>> begin GIVEN DATA

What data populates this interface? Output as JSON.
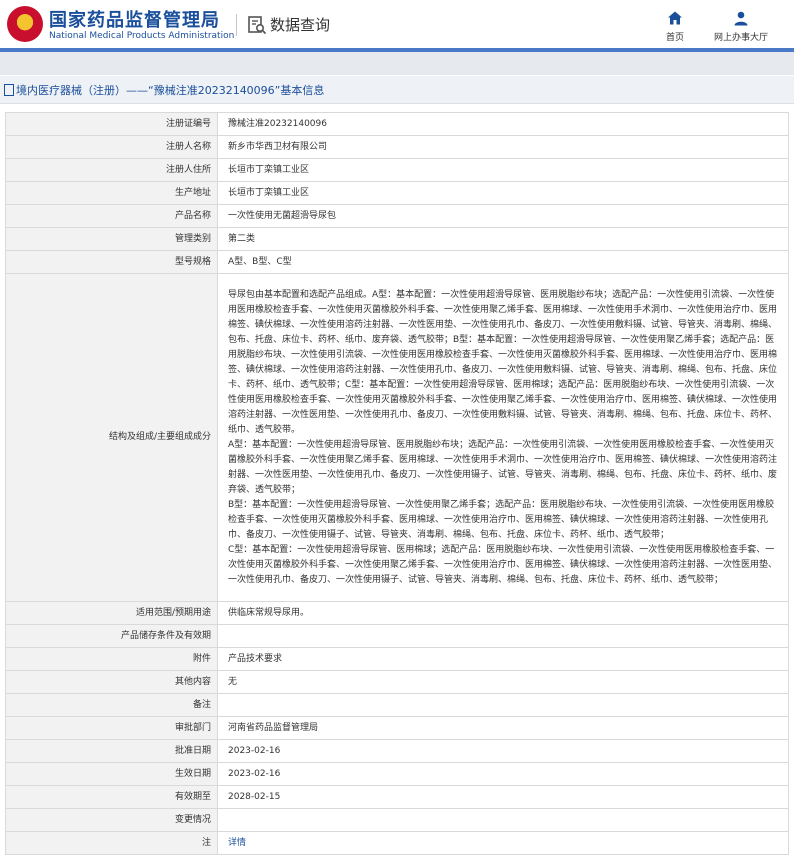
{
  "header": {
    "logo_cn": "国家药品监督管理局",
    "logo_en": "National Medical Products Administration",
    "section_title": "数据查询",
    "nav": [
      {
        "label": "首页",
        "icon": "home-icon"
      },
      {
        "label": "网上办事大厅",
        "icon": "user-icon"
      }
    ],
    "brand_color": "#1a4f9c"
  },
  "page_title": "境内医疗器械（注册）——“豫械注准20232140096”基本信息",
  "rows": [
    {
      "label": "注册证编号",
      "value": "豫械注准20232140096"
    },
    {
      "label": "注册人名称",
      "value": "新乡市华西卫材有限公司"
    },
    {
      "label": "注册人住所",
      "value": "长垣市丁栾镇工业区"
    },
    {
      "label": "生产地址",
      "value": "长垣市丁栾镇工业区"
    },
    {
      "label": "产品名称",
      "value": "一次性使用无菌超滑导尿包"
    },
    {
      "label": "管理类别",
      "value": "第二类"
    },
    {
      "label": "型号规格",
      "value": "A型、B型、C型"
    },
    {
      "label": "结构及组成/主要组成成分",
      "paragraphs": [
        "导尿包由基本配置和选配产品组成。A型：基本配置：一次性使用超滑导尿管、医用脱脂纱布块；选配产品：一次性使用引流袋、一次性使用医用橡胶检查手套、一次性使用灭菌橡胶外科手套、一次性使用聚乙烯手套、医用棉球、一次性使用手术洞巾、一次性使用治疗巾、医用棉签、碘伏棉球、一次性使用溶药注射器、一次性医用垫、一次性使用孔巾、备皮刀、一次性使用敷料镊、试管、导管夹、消毒刷、棉绳、包布、托盘、床位卡、药杯、纸巾、废弃袋、透气胶带；B型：基本配置：一次性使用超滑导尿管、一次性使用聚乙烯手套；选配产品：医用脱脂纱布块、一次性使用引流袋、一次性使用医用橡胶检查手套、一次性使用灭菌橡胶外科手套、医用棉球、一次性使用治疗巾、医用棉签、碘伏棉球、一次性使用溶药注射器、一次性使用孔巾、备皮刀、一次性使用敷料镊、试管、导管夹、消毒刷、棉绳、包布、托盘、床位卡、药杯、纸巾、透气胶带；C型：基本配置：一次性使用超滑导尿管、医用棉球；选配产品：医用脱脂纱布块、一次性使用引流袋、一次性使用医用橡胶检查手套、一次性使用灭菌橡胶外科手套、一次性使用聚乙烯手套、一次性使用治疗巾、医用棉签、碘伏棉球、一次性使用溶药注射器、一次性医用垫、一次性使用孔巾、备皮刀、一次性使用敷料镊、试管、导管夹、消毒刷、棉绳、包布、托盘、床位卡、药杯、纸巾、透气胶带。",
        "A型：基本配置：一次性使用超滑导尿管、医用脱脂纱布块；选配产品：一次性使用引流袋、一次性使用医用橡胶检查手套、一次性使用灭菌橡胶外科手套、一次性使用聚乙烯手套、医用棉球、一次性使用手术洞巾、一次性使用治疗巾、医用棉签、碘伏棉球、一次性使用溶药注射器、一次性医用垫、一次性使用孔巾、备皮刀、一次性使用镊子、试管、导管夹、消毒刷、棉绳、包布、托盘、床位卡、药杯、纸巾、废弃袋、透气胶带；",
        "B型：基本配置：一次性使用超滑导尿管、一次性使用聚乙烯手套；选配产品：医用脱脂纱布块、一次性使用引流袋、一次性使用医用橡胶检查手套、一次性使用灭菌橡胶外科手套、医用棉球、一次性使用治疗巾、医用棉签、碘伏棉球、一次性使用溶药注射器、一次性使用孔巾、备皮刀、一次性使用镊子、试管、导管夹、消毒刷、棉绳、包布、托盘、床位卡、药杯、纸巾、透气胶带；",
        "C型：基本配置：一次性使用超滑导尿管、医用棉球；选配产品：医用脱脂纱布块、一次性使用引流袋、一次性使用医用橡胶检查手套、一次性使用灭菌橡胶外科手套、一次性使用聚乙烯手套、一次性使用治疗巾、医用棉签、碘伏棉球、一次性使用溶药注射器、一次性医用垫、一次性使用孔巾、备皮刀、一次性使用镊子、试管、导管夹、消毒刷、棉绳、包布、托盘、床位卡、药杯、纸巾、透气胶带；"
      ]
    },
    {
      "label": "适用范围/预期用途",
      "value": "供临床常规导尿用。"
    },
    {
      "label": "产品储存条件及有效期",
      "value": ""
    },
    {
      "label": "附件",
      "value": "产品技术要求"
    },
    {
      "label": "其他内容",
      "value": "无"
    },
    {
      "label": "备注",
      "value": ""
    },
    {
      "label": "审批部门",
      "value": "河南省药品监督管理局"
    },
    {
      "label": "批准日期",
      "value": "2023-02-16"
    },
    {
      "label": "生效日期",
      "value": "2023-02-16"
    },
    {
      "label": "有效期至",
      "value": "2028-02-15"
    },
    {
      "label": "变更情况",
      "value": ""
    },
    {
      "label": "注",
      "value": "详情",
      "link": true
    }
  ]
}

>> end GIVEN DATA

STATED EXERCISE — Write the records out again in full, exactly, and skip every picture.

EXERCISE RESULT —
What data populates this interface? Output as JSON.
{
  "header": {
    "logo_cn": "国家药品监督管理局",
    "logo_en": "National Medical Products Administration",
    "section_title": "数据查询",
    "nav": [
      {
        "label": "首页",
        "icon": "home-icon"
      },
      {
        "label": "网上办事大厅",
        "icon": "user-icon"
      }
    ],
    "brand_color": "#1a4f9c"
  },
  "page_title": "境内医疗器械（注册）——“豫械注准20232140096”基本信息",
  "rows": [
    {
      "label": "注册证编号",
      "value": "豫械注准20232140096"
    },
    {
      "label": "注册人名称",
      "value": "新乡市华西卫材有限公司"
    },
    {
      "label": "注册人住所",
      "value": "长垣市丁栾镇工业区"
    },
    {
      "label": "生产地址",
      "value": "长垣市丁栾镇工业区"
    },
    {
      "label": "产品名称",
      "value": "一次性使用无菌超滑导尿包"
    },
    {
      "label": "管理类别",
      "value": "第二类"
    },
    {
      "label": "型号规格",
      "value": "A型、B型、C型"
    },
    {
      "label": "结构及组成/主要组成成分",
      "paragraphs": [
        "导尿包由基本配置和选配产品组成。A型：基本配置：一次性使用超滑导尿管、医用脱脂纱布块；选配产品：一次性使用引流袋、一次性使用医用橡胶检查手套、一次性使用灭菌橡胶外科手套、一次性使用聚乙烯手套、医用棉球、一次性使用手术洞巾、一次性使用治疗巾、医用棉签、碘伏棉球、一次性使用溶药注射器、一次性医用垫、一次性使用孔巾、备皮刀、一次性使用敷料镊、试管、导管夹、消毒刷、棉绳、包布、托盘、床位卡、药杯、纸巾、废弃袋、透气胶带；B型：基本配置：一次性使用超滑导尿管、一次性使用聚乙烯手套；选配产品：医用脱脂纱布块、一次性使用引流袋、一次性使用医用橡胶检查手套、一次性使用灭菌橡胶外科手套、医用棉球、一次性使用治疗巾、医用棉签、碘伏棉球、一次性使用溶药注射器、一次性使用孔巾、备皮刀、一次性使用敷料镊、试管、导管夹、消毒刷、棉绳、包布、托盘、床位卡、药杯、纸巾、透气胶带；C型：基本配置：一次性使用超滑导尿管、医用棉球；选配产品：医用脱脂纱布块、一次性使用引流袋、一次性使用医用橡胶检查手套、一次性使用灭菌橡胶外科手套、一次性使用聚乙烯手套、一次性使用治疗巾、医用棉签、碘伏棉球、一次性使用溶药注射器、一次性医用垫、一次性使用孔巾、备皮刀、一次性使用敷料镊、试管、导管夹、消毒刷、棉绳、包布、托盘、床位卡、药杯、纸巾、透气胶带。",
        "A型：基本配置：一次性使用超滑导尿管、医用脱脂纱布块；选配产品：一次性使用引流袋、一次性使用医用橡胶检查手套、一次性使用灭菌橡胶外科手套、一次性使用聚乙烯手套、医用棉球、一次性使用手术洞巾、一次性使用治疗巾、医用棉签、碘伏棉球、一次性使用溶药注射器、一次性医用垫、一次性使用孔巾、备皮刀、一次性使用镊子、试管、导管夹、消毒刷、棉绳、包布、托盘、床位卡、药杯、纸巾、废弃袋、透气胶带；",
        "B型：基本配置：一次性使用超滑导尿管、一次性使用聚乙烯手套；选配产品：医用脱脂纱布块、一次性使用引流袋、一次性使用医用橡胶检查手套、一次性使用灭菌橡胶外科手套、医用棉球、一次性使用治疗巾、医用棉签、碘伏棉球、一次性使用溶药注射器、一次性使用孔巾、备皮刀、一次性使用镊子、试管、导管夹、消毒刷、棉绳、包布、托盘、床位卡、药杯、纸巾、透气胶带；",
        "C型：基本配置：一次性使用超滑导尿管、医用棉球；选配产品：医用脱脂纱布块、一次性使用引流袋、一次性使用医用橡胶检查手套、一次性使用灭菌橡胶外科手套、一次性使用聚乙烯手套、一次性使用治疗巾、医用棉签、碘伏棉球、一次性使用溶药注射器、一次性医用垫、一次性使用孔巾、备皮刀、一次性使用镊子、试管、导管夹、消毒刷、棉绳、包布、托盘、床位卡、药杯、纸巾、透气胶带；"
      ]
    },
    {
      "label": "适用范围/预期用途",
      "value": "供临床常规导尿用。"
    },
    {
      "label": "产品储存条件及有效期",
      "value": ""
    },
    {
      "label": "附件",
      "value": "产品技术要求"
    },
    {
      "label": "其他内容",
      "value": "无"
    },
    {
      "label": "备注",
      "value": ""
    },
    {
      "label": "审批部门",
      "value": "河南省药品监督管理局"
    },
    {
      "label": "批准日期",
      "value": "2023-02-16"
    },
    {
      "label": "生效日期",
      "value": "2023-02-16"
    },
    {
      "label": "有效期至",
      "value": "2028-02-15"
    },
    {
      "label": "变更情况",
      "value": ""
    },
    {
      "label": "注",
      "value": "详情",
      "link": true
    }
  ]
}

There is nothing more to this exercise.